## Short task
Filter out everything except lines holding "John".

## Dataset excerpts
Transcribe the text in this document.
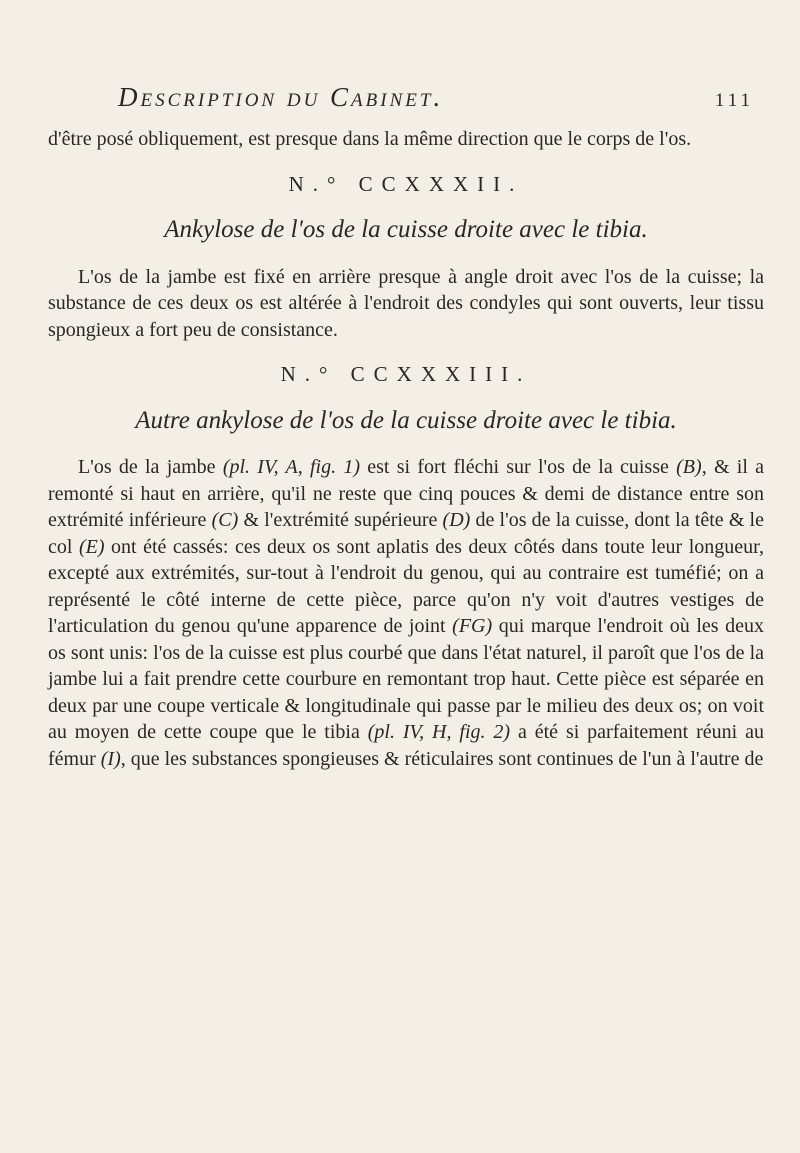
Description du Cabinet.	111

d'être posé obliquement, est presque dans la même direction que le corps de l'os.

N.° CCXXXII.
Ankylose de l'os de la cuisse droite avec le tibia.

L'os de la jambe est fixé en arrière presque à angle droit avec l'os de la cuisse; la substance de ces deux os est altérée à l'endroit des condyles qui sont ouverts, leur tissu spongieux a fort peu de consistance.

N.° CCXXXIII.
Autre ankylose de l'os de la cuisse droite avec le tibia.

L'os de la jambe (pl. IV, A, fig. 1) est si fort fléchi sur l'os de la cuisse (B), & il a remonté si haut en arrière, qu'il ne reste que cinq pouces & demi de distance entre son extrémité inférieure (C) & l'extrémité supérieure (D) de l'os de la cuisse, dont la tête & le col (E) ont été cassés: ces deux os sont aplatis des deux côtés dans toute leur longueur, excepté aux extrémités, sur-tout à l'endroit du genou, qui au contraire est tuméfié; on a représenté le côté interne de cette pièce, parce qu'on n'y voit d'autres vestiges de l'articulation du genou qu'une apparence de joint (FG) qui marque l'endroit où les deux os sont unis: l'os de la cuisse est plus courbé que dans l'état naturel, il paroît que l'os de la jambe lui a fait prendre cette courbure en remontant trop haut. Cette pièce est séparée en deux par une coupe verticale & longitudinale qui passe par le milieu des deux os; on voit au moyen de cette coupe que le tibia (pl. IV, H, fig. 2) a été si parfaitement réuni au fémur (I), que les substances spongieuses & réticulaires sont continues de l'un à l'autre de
* * *
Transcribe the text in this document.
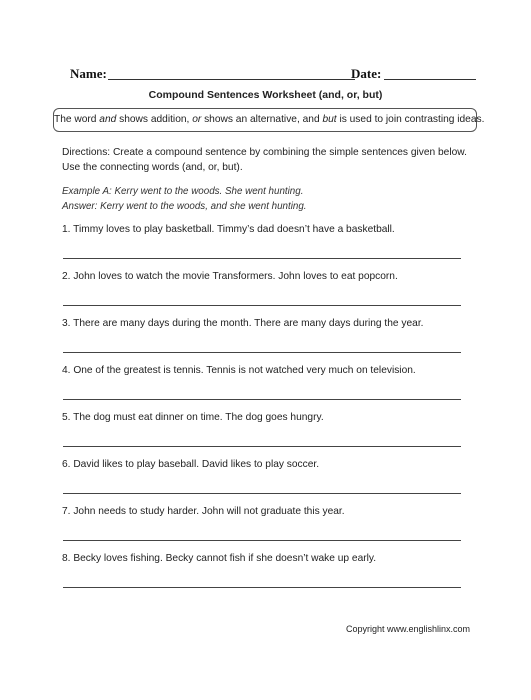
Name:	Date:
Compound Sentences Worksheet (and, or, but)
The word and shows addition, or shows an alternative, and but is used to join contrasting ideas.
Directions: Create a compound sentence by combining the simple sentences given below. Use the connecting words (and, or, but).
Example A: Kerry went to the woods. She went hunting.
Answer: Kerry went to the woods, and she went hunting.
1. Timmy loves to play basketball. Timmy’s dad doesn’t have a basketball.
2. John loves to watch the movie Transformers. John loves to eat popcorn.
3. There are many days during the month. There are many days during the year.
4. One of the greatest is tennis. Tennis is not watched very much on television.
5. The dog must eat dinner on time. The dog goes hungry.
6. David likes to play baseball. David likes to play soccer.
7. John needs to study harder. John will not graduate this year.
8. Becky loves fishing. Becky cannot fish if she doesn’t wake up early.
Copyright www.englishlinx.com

## Response to this exercise
2. John loves to watch the movie Transformers. John loves to eat popcorn.
7. John needs to study harder. John will not graduate this year.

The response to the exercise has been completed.